Zadania:
a - Proszę wiernie odtworzyć fragment tekstu o koncercie Ireny Jarockiej, zaczynając od słów „Motyl śpiewa dla” i kontynuując aż do słów „którym zginęli rodzice i siostra.”.
b - Na podstawie tekstu o koncercie Ireny Jarockiej proszę odpowiedzieć na poniższe pytania, oznaczając odpowiedzi tak samo jak pytania:
(i) Ile lat mają bracia Dziołakowie?
(ii) Jaką kwotę przyniosła aukcja?
(iii) Kto towarzyszył artystce przy klawiszach?

Fragment:
* * * * *
Motyl śpiewa dla dzieci

HADES CHARYTATYWNY KONCERT IRENY JAROCKIEJ

W środę odbył się kolejny koncert charytatywny na rzecz rodzin ofiar katastrofy autokaru na Węgrzech. Dzięki staraniom Radia Lublin w Kawiarni Artystycznej Hades śpiewała Irena Jarocka, wspomagając w ten sposób trzech chłopców, którym zginęli rodzice i siostra.

Andrzej Molik

534 89 87

Wojtek, Karol i Jacek Dziołakowie, kilkunastoletni chłopcy (11, 12 i 14 lat) z Zakalinki koło Konstantynowa niemal nad Bugiem są bardzo utalentowani artystycznie. Nie tak dawno, przed tragedią, w Radiu Lublin był przezentowany poświęcony im program. Kiedy okazało się, że zostali osieroceni i że może się nimi zaopiekować tylko dalsza rodzina (dziadkowie są już leciwi), w naszej rozgłośni szybko postanowiono, że to do nich będzie kierowana pomoc, którą RL zorganizuje.

Na początek radio zorganizowało koncert. Nie taki wielki, jak Kuriera w hali MOSiR, tylko kameralny, w hadesowych wnętrzach. Zgodziła się w nim wziąć udział Irena Jarocka. Artystka niedawno w Lublinie nagrywała płytę i zaprzyjaźniła się z Ewą Dados, która jak zwykle była główną siłą napędową przedsięwzięcia. To ona wraz z prezesem RL Janem Nowackim mówiła o tragedii dzieci z wioski za Białą Podlaską, kierowała podziękowania do tych, którzy wykupując zaproszenia na koncert dołożyli ręki do pomocy i prowadziła aukcję płyt pani Ireny (poszły za 200, 250 i 300 zł), Budki Suflera (220), kasety video z filmem „Magiczne miasto” Nataszy Ziółkowskiej – Kurczuk (510), dwóch obrazów (700 i 400) a nawet zabytkowego radioodbiornika Pionier (300 zł).

W sumie aukcja przyniosła sumę 5030 zł, a bilety 2250. Poinformowano jednak także, że chłopcom zostały ufundowane stypendia po 10 tys. zł, złożone na bankowym koncie do czasu osiągnięcia przez nich pełnoletniości. 20 tysięcy przkazało Centrum Koordynacji PBH i PBK a 10 tysięcy Radio Lublin. Wiadomość została przyjęta owacyjnie, a że sam koncert okazał się dużym wydarzeniem artystycznym, wieczór przy całej tragicznej jego intencji należy uznać za bardzo udany.

Okazało się, że dla Ireny Jarockiej czas zatrzymał się w miejscu. Wygląda równie pięknie jak wtedy, gdy przed Bóg wie ilu laty wykonywała, jak to sama żartobliwie określiła, piosenkę o Jerzym Gondolu (tak, tak, „Gondoljerzy”), przesławne „Kawiarenki” czy niezapomniane „Motylem jestem”. Motyl oczywiście zaśpiewał dla dzieci z Zakalinki i te wielkie przeboje. Zaśpiewał głosem nieco niższym niż wówczas, ale wciąż pięknym i posłusznym piosenkarce. Jarocka, której towarzyszył przy klawiszach Janusz Tylman, czuje się na estradzie bardzo swobodnie. Prowadzi recital z urokliwą swadą, żartuje, zachęca publiczność do wspólnej zabawy, słowem udowadnia, że wciąż jest wielką gwiazdą. Nawet przerwę obwieściła bezpretensjonalnym stwierdzeniem, że robi ją, bo bardzo lubi się przebierać. W gruncie rzeczy była to przerwa na wspomnianą aukcję.
* * * * *
Zebrany materiał:
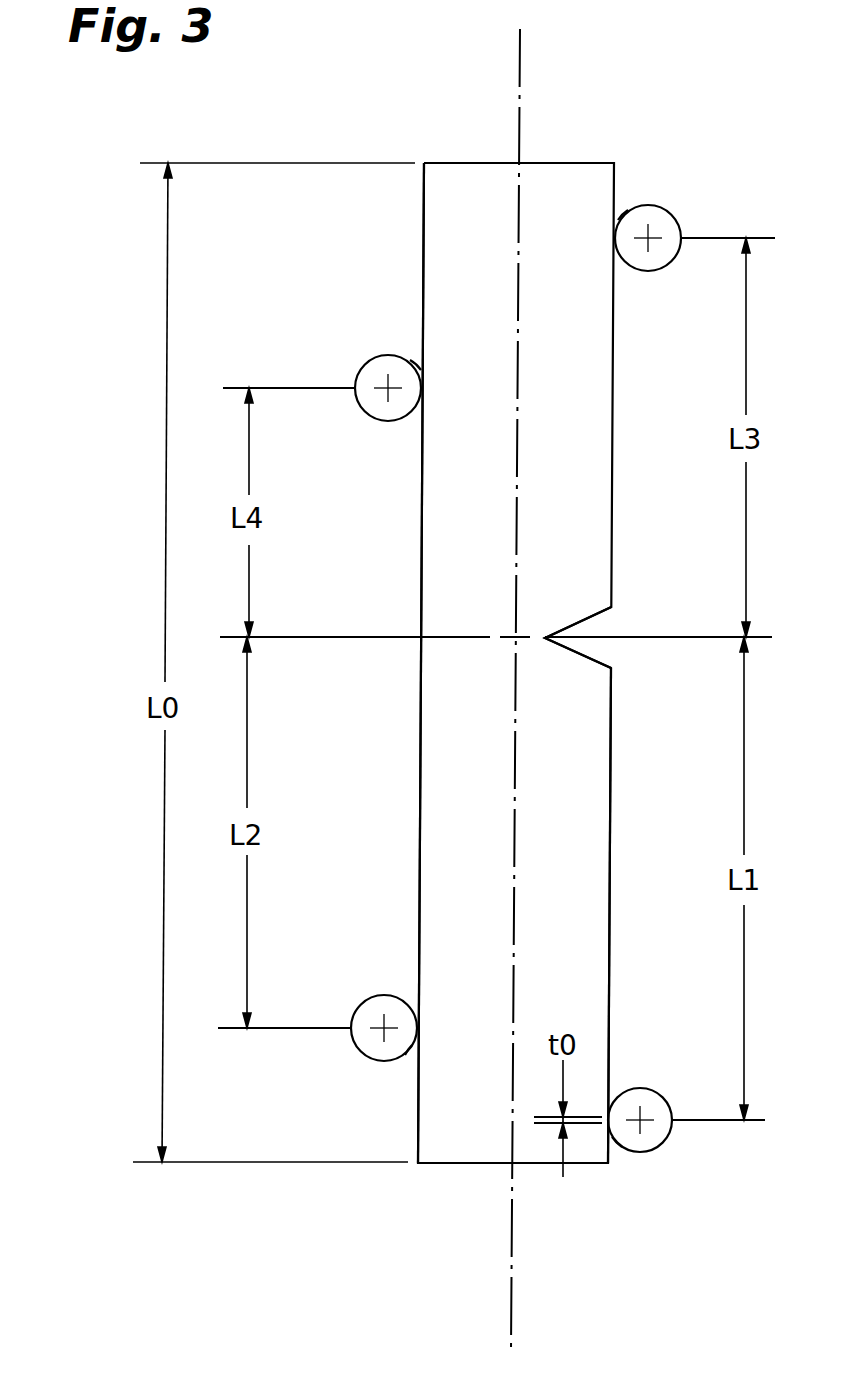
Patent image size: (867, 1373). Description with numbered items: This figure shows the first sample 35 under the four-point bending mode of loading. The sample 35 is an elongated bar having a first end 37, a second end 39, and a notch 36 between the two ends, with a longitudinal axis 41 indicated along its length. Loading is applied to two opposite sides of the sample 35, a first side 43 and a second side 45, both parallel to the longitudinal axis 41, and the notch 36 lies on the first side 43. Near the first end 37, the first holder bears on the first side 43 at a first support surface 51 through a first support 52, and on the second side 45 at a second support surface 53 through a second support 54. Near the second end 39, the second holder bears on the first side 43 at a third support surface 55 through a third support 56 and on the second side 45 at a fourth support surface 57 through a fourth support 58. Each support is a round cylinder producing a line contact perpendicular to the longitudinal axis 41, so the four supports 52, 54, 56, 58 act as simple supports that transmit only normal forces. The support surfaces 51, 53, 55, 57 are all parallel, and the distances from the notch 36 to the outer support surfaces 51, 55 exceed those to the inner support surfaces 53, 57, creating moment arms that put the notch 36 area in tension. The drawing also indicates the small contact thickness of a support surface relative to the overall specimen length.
* * * * *
Wyniki zadań:
a -
Motyl śpiewa dla dzieci

HADES CHARYTATYWNY KONCERT IRENY JAROCKIEJ

W środę odbył się kolejny koncert charytatywny na rzecz rodzin ofiar katastrofy autokaru na Węgrzech. Dzięki staraniom Radia Lublin w Kawiarni Artystycznej Hades śpiewała Irena Jarocka, wspomagając w ten sposób trzech chłopców, którym zginęli rodzice i siostra.

b -
(i) 11, 12 i 14 lat.
(ii) 5030 zł.
(iii) Janusz Tylman.